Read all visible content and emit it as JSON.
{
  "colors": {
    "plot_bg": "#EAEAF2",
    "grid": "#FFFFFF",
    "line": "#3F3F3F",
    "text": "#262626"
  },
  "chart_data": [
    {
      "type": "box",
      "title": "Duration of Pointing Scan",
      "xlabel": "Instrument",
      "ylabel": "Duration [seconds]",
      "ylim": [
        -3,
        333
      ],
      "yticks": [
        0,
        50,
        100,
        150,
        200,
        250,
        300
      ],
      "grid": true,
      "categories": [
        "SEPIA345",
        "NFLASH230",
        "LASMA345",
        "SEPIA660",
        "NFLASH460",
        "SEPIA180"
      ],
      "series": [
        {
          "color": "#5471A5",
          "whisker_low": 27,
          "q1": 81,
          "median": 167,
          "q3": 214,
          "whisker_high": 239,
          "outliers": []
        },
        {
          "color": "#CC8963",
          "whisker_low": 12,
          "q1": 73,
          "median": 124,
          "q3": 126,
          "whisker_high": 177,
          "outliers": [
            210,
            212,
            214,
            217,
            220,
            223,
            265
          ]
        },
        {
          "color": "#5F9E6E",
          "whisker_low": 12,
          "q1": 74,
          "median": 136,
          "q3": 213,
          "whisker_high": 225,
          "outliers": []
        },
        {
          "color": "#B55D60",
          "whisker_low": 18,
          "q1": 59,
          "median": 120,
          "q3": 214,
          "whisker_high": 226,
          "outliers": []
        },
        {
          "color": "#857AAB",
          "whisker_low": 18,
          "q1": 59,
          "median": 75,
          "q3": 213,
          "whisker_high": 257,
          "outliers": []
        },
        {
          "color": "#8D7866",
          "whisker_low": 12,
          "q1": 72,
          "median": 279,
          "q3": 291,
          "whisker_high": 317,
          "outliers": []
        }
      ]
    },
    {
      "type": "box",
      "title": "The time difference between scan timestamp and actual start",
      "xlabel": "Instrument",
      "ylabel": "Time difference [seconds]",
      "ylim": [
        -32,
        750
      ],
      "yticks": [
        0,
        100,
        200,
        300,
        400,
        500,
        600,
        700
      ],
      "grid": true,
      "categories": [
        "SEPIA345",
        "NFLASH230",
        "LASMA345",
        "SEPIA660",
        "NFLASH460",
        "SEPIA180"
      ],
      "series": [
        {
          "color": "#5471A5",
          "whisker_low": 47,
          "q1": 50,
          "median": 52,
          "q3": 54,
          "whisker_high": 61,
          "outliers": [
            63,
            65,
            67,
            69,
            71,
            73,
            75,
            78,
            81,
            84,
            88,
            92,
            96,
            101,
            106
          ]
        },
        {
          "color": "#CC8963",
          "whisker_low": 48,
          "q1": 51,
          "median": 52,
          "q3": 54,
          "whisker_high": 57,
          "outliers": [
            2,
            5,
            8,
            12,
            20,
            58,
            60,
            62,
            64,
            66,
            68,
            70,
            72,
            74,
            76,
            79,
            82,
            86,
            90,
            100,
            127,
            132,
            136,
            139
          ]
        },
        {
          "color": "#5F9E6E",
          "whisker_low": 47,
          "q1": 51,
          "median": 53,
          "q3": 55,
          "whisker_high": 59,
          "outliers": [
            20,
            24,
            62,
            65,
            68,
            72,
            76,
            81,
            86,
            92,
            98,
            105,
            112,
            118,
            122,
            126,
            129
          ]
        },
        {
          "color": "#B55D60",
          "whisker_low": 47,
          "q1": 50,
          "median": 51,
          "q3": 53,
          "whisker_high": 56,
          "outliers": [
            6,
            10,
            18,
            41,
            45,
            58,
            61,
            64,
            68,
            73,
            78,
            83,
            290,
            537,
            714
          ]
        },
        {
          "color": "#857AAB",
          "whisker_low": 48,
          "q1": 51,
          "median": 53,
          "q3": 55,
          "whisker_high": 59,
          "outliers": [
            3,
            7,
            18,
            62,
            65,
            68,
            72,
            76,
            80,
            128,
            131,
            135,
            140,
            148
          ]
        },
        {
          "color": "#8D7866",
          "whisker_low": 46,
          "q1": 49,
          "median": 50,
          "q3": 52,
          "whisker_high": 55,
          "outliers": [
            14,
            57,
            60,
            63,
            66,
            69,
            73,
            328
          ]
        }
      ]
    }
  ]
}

-=-=-

Where a line holds "median", copy it out.

          "median": 167,
          "median": 124,
          "median": 136,
          "median": 120,
          "median": 75,
          "median": 279,
          "median": 52,
          "median": 52,
          "median": 53,
          "median": 51,
          "median": 53,
          "median": 50,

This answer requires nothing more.